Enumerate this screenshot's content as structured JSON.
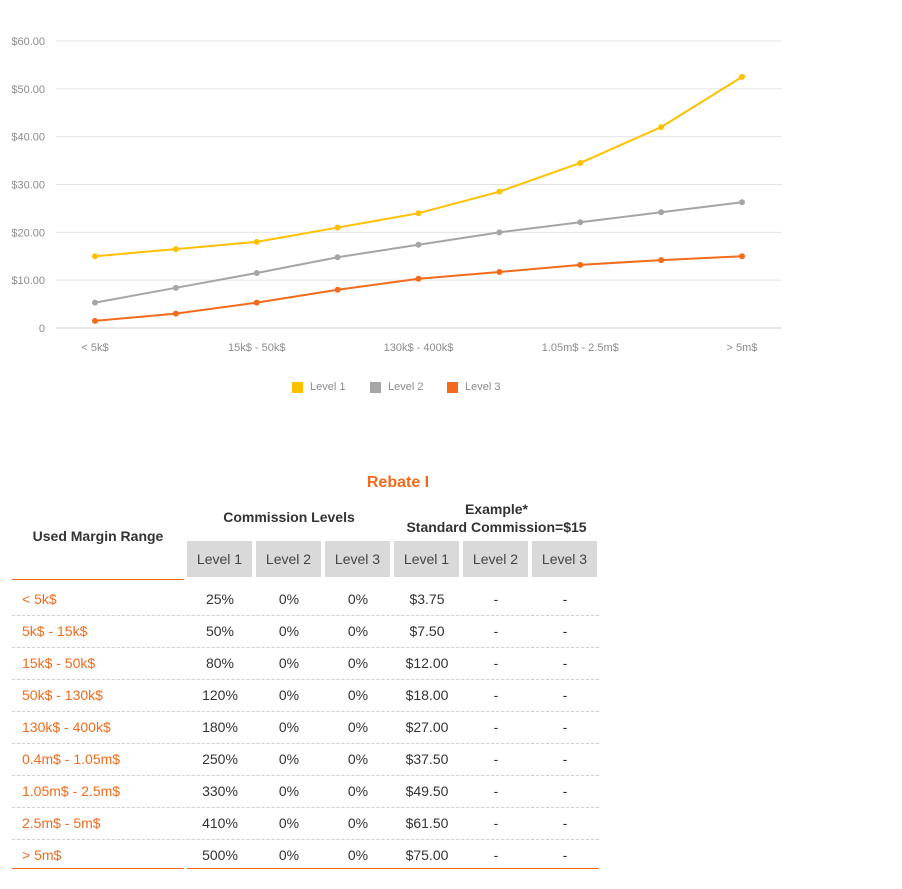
{
  "chart_data": {
    "type": "line",
    "categories": [
      "< 5k$",
      "5k$ - 15k$",
      "15k$ - 50k$",
      "50k$ - 130k$",
      "130k$ - 400k$",
      "0.4m$ - 1.05m$",
      "1.05m$ - 2.5m$",
      "2.5m$ - 5m$",
      "> 5m$"
    ],
    "x_tick_labels": [
      "< 5k$",
      "",
      "15k$ - 50k$",
      "",
      "130k$ - 400k$",
      "",
      "1.05m$ - 2.5m$",
      "",
      "> 5m$"
    ],
    "y_tick_labels": [
      "0",
      "$10.00",
      "$20.00",
      "$30.00",
      "$40.00",
      "$50.00",
      "$60.00"
    ],
    "ylim": [
      0,
      60
    ],
    "grid": true,
    "legend_position": "bottom",
    "series": [
      {
        "name": "Level 1",
        "color": "#ffc000",
        "values": [
          15.0,
          16.5,
          18.0,
          21.0,
          24.0,
          28.5,
          34.5,
          42.0,
          52.5
        ]
      },
      {
        "name": "Level 2",
        "color": "#a5a5a5",
        "values": [
          5.3,
          8.4,
          11.5,
          14.8,
          17.4,
          20.0,
          22.1,
          24.2,
          26.3
        ]
      },
      {
        "name": "Level 3",
        "color": "#f26b1d",
        "values": [
          1.5,
          3.0,
          5.3,
          8.0,
          10.3,
          11.7,
          13.2,
          14.2,
          15.0
        ]
      }
    ]
  },
  "table": {
    "title": "Rebate I",
    "used_margin_header": "Used Margin Range",
    "commission_header": "Commission Levels",
    "example_header_1": "Example*",
    "example_header_2": "Standard Commission=$15",
    "level_headers": [
      "Level 1",
      "Level 2",
      "Level 3",
      "Level 1",
      "Level 2",
      "Level 3"
    ],
    "rows": [
      {
        "range": "< 5k$",
        "l1": "25%",
        "l2": "0%",
        "l3": "0%",
        "e1": "$3.75",
        "e2": "-",
        "e3": "-"
      },
      {
        "range": "5k$ - 15k$",
        "l1": "50%",
        "l2": "0%",
        "l3": "0%",
        "e1": "$7.50",
        "e2": "-",
        "e3": "-"
      },
      {
        "range": "15k$ - 50k$",
        "l1": "80%",
        "l2": "0%",
        "l3": "0%",
        "e1": "$12.00",
        "e2": "-",
        "e3": "-"
      },
      {
        "range": "50k$ - 130k$",
        "l1": "120%",
        "l2": "0%",
        "l3": "0%",
        "e1": "$18.00",
        "e2": "-",
        "e3": "-"
      },
      {
        "range": "130k$ - 400k$",
        "l1": "180%",
        "l2": "0%",
        "l3": "0%",
        "e1": "$27.00",
        "e2": "-",
        "e3": "-"
      },
      {
        "range": "0.4m$ - 1.05m$",
        "l1": "250%",
        "l2": "0%",
        "l3": "0%",
        "e1": "$37.50",
        "e2": "-",
        "e3": "-"
      },
      {
        "range": "1.05m$ - 2.5m$",
        "l1": "330%",
        "l2": "0%",
        "l3": "0%",
        "e1": "$49.50",
        "e2": "-",
        "e3": "-"
      },
      {
        "range": "2.5m$ - 5m$",
        "l1": "410%",
        "l2": "0%",
        "l3": "0%",
        "e1": "$61.50",
        "e2": "-",
        "e3": "-"
      },
      {
        "range": "> 5m$",
        "l1": "500%",
        "l2": "0%",
        "l3": "0%",
        "e1": "$75.00",
        "e2": "-",
        "e3": "-"
      }
    ]
  }
}
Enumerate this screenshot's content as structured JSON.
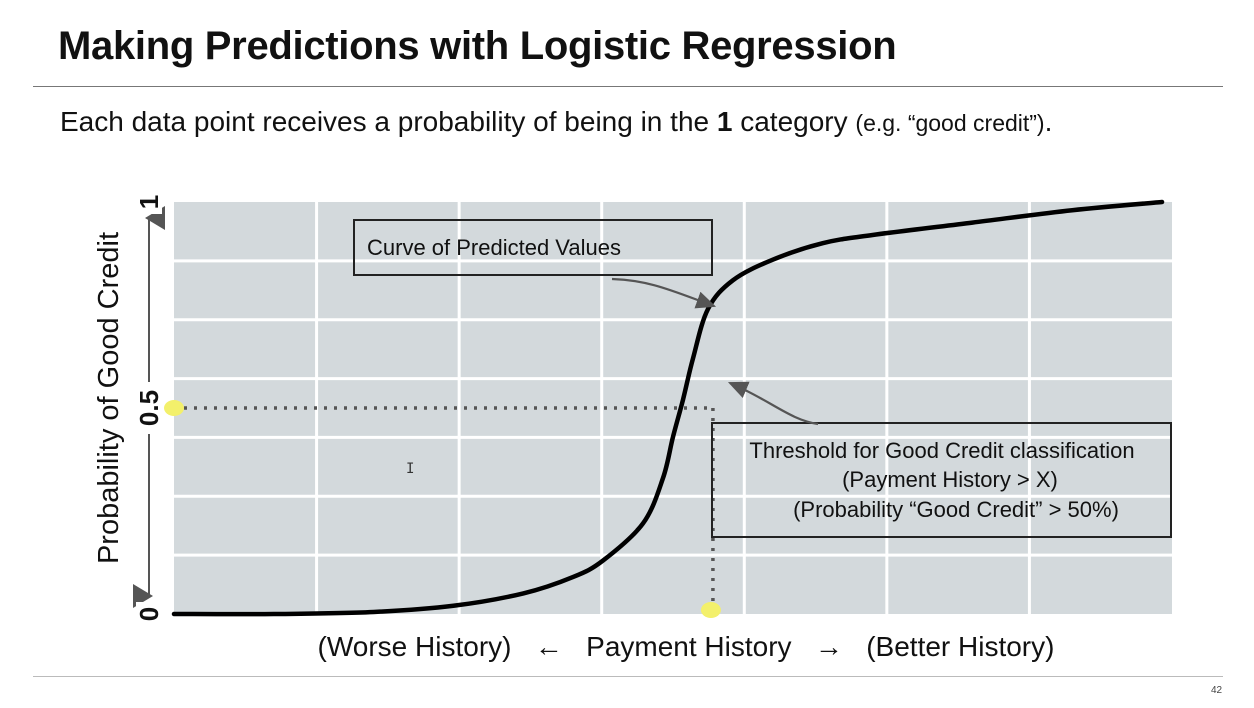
{
  "slide": {
    "title": "Making Predictions with Logistic Regression",
    "subtitle_pre": "Each data point receives a probability of being in the ",
    "subtitle_bold": "1",
    "subtitle_mid": " category ",
    "subtitle_small": "(e.g. “good credit”)",
    "subtitle_end": ".",
    "page_number": "42"
  },
  "chart_data": {
    "type": "line",
    "title": "",
    "xlabel": "(Worse History)   ←   Payment History   →   (Better History)",
    "ylabel": "Probability of Good Credit",
    "ylim": [
      0,
      1
    ],
    "yticks": [
      {
        "value": 0,
        "label": "0"
      },
      {
        "value": 0.5,
        "label": "0.5"
      },
      {
        "value": 1,
        "label": "1"
      }
    ],
    "x_tick_labels": [],
    "grid": true,
    "xlim": [
      0,
      1
    ],
    "series": [
      {
        "x": [
          0.0,
          0.1,
          0.2,
          0.28,
          0.35,
          0.4,
          0.43,
          0.47,
          0.49,
          0.5,
          0.51,
          0.52,
          0.535,
          0.56,
          0.6,
          0.65,
          0.7,
          0.8,
          0.9,
          0.99
        ],
        "y": [
          0.0,
          0.0,
          0.005,
          0.02,
          0.05,
          0.09,
          0.13,
          0.22,
          0.33,
          0.43,
          0.52,
          0.62,
          0.74,
          0.81,
          0.86,
          0.9,
          0.92,
          0.95,
          0.98,
          1.0
        ]
      }
    ],
    "threshold": {
      "x": 0.54,
      "y": 0.5
    },
    "annotations": [
      {
        "text": "Curve of Predicted Values"
      },
      {
        "lines": [
          "Threshold for Good Credit classification",
          "(Payment History > X)",
          "(Probability “Good Credit” > 50%)"
        ]
      }
    ],
    "colors": {
      "plot_bg": "#d3d9dc",
      "grid": "#ffffff",
      "curve": "#000000",
      "highlight": "#f3f06b",
      "dotted": "#555555",
      "arrow": "#555555"
    }
  }
}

-*-

Write out the full listing verbatim, excluding its pictures.

◆ **ANSWER TO THIS PROBLEM**
Enumerate this screenshot's content as structured JSON.
{
  "chart_data": {
    "type": "line",
    "categories": [
      "< 5k$",
      "5k$ - 15k$",
      "15k$ - 50k$",
      "50k$ - 130k$",
      "130k$ - 400k$",
      "0.4m$ - 1.05m$",
      "1.05m$ - 2.5m$",
      "2.5m$ - 5m$",
      "> 5m$"
    ],
    "x_tick_labels": [
      "< 5k$",
      "",
      "15k$ - 50k$",
      "",
      "130k$ - 400k$",
      "",
      "1.05m$ - 2.5m$",
      "",
      "> 5m$"
    ],
    "y_tick_labels": [
      "0",
      "$10.00",
      "$20.00",
      "$30.00",
      "$40.00",
      "$50.00",
      "$60.00"
    ],
    "ylim": [
      0,
      60
    ],
    "grid": true,
    "legend_position": "bottom",
    "series": [
      {
        "name": "Level 1",
        "color": "#ffc000",
        "values": [
          15.0,
          16.5,
          18.0,
          21.0,
          24.0,
          28.5,
          34.5,
          42.0,
          52.5
        ]
      },
      {
        "name": "Level 2",
        "color": "#a5a5a5",
        "values": [
          5.3,
          8.4,
          11.5,
          14.8,
          17.4,
          20.0,
          22.1,
          24.2,
          26.3
        ]
      },
      {
        "name": "Level 3",
        "color": "#f26b1d",
        "values": [
          1.5,
          3.0,
          5.3,
          8.0,
          10.3,
          11.7,
          13.2,
          14.2,
          15.0
        ]
      }
    ]
  },
  "table": {
    "title": "Rebate I",
    "used_margin_header": "Used Margin Range",
    "commission_header": "Commission Levels",
    "example_header_1": "Example*",
    "example_header_2": "Standard Commission=$15",
    "level_headers": [
      "Level 1",
      "Level 2",
      "Level 3",
      "Level 1",
      "Level 2",
      "Level 3"
    ],
    "rows": [
      {
        "range": "< 5k$",
        "l1": "25%",
        "l2": "0%",
        "l3": "0%",
        "e1": "$3.75",
        "e2": "-",
        "e3": "-"
      },
      {
        "range": "5k$ - 15k$",
        "l1": "50%",
        "l2": "0%",
        "l3": "0%",
        "e1": "$7.50",
        "e2": "-",
        "e3": "-"
      },
      {
        "range": "15k$ - 50k$",
        "l1": "80%",
        "l2": "0%",
        "l3": "0%",
        "e1": "$12.00",
        "e2": "-",
        "e3": "-"
      },
      {
        "range": "50k$ - 130k$",
        "l1": "120%",
        "l2": "0%",
        "l3": "0%",
        "e1": "$18.00",
        "e2": "-",
        "e3": "-"
      },
      {
        "range": "130k$ - 400k$",
        "l1": "180%",
        "l2": "0%",
        "l3": "0%",
        "e1": "$27.00",
        "e2": "-",
        "e3": "-"
      },
      {
        "range": "0.4m$ - 1.05m$",
        "l1": "250%",
        "l2": "0%",
        "l3": "0%",
        "e1": "$37.50",
        "e2": "-",
        "e3": "-"
      },
      {
        "range": "1.05m$ - 2.5m$",
        "l1": "330%",
        "l2": "0%",
        "l3": "0%",
        "e1": "$49.50",
        "e2": "-",
        "e3": "-"
      },
      {
        "range": "2.5m$ - 5m$",
        "l1": "410%",
        "l2": "0%",
        "l3": "0%",
        "e1": "$61.50",
        "e2": "-",
        "e3": "-"
      },
      {
        "range": "> 5m$",
        "l1": "500%",
        "l2": "0%",
        "l3": "0%",
        "e1": "$75.00",
        "e2": "-",
        "e3": "-"
      }
    ]
  }
}
Enumerate this screenshot's content as structured JSON.
{
  "slide": {
    "title": "Making Predictions with Logistic Regression",
    "subtitle_pre": "Each data point receives a probability of being in the ",
    "subtitle_bold": "1",
    "subtitle_mid": " category ",
    "subtitle_small": "(e.g. “good credit”)",
    "subtitle_end": ".",
    "page_number": "42"
  },
  "chart_data": {
    "type": "line",
    "title": "",
    "xlabel": "(Worse History)   ←   Payment History   →   (Better History)",
    "ylabel": "Probability of Good Credit",
    "ylim": [
      0,
      1
    ],
    "yticks": [
      {
        "value": 0,
        "label": "0"
      },
      {
        "value": 0.5,
        "label": "0.5"
      },
      {
        "value": 1,
        "label": "1"
      }
    ],
    "x_tick_labels": [],
    "grid": true,
    "xlim": [
      0,
      1
    ],
    "series": [
      {
        "x": [
          0.0,
          0.1,
          0.2,
          0.28,
          0.35,
          0.4,
          0.43,
          0.47,
          0.49,
          0.5,
          0.51,
          0.52,
          0.535,
          0.56,
          0.6,
          0.65,
          0.7,
          0.8,
          0.9,
          0.99
        ],
        "y": [
          0.0,
          0.0,
          0.005,
          0.02,
          0.05,
          0.09,
          0.13,
          0.22,
          0.33,
          0.43,
          0.52,
          0.62,
          0.74,
          0.81,
          0.86,
          0.9,
          0.92,
          0.95,
          0.98,
          1.0
        ]
      }
    ],
    "threshold": {
      "x": 0.54,
      "y": 0.5
    },
    "annotations": [
      {
        "text": "Curve of Predicted Values"
      },
      {
        "lines": [
          "Threshold for Good Credit classification",
          "(Payment History > X)",
          "(Probability “Good Credit” > 50%)"
        ]
      }
    ],
    "colors": {
      "plot_bg": "#d3d9dc",
      "grid": "#ffffff",
      "curve": "#000000",
      "highlight": "#f3f06b",
      "dotted": "#555555",
      "arrow": "#555555"
    }
  }
}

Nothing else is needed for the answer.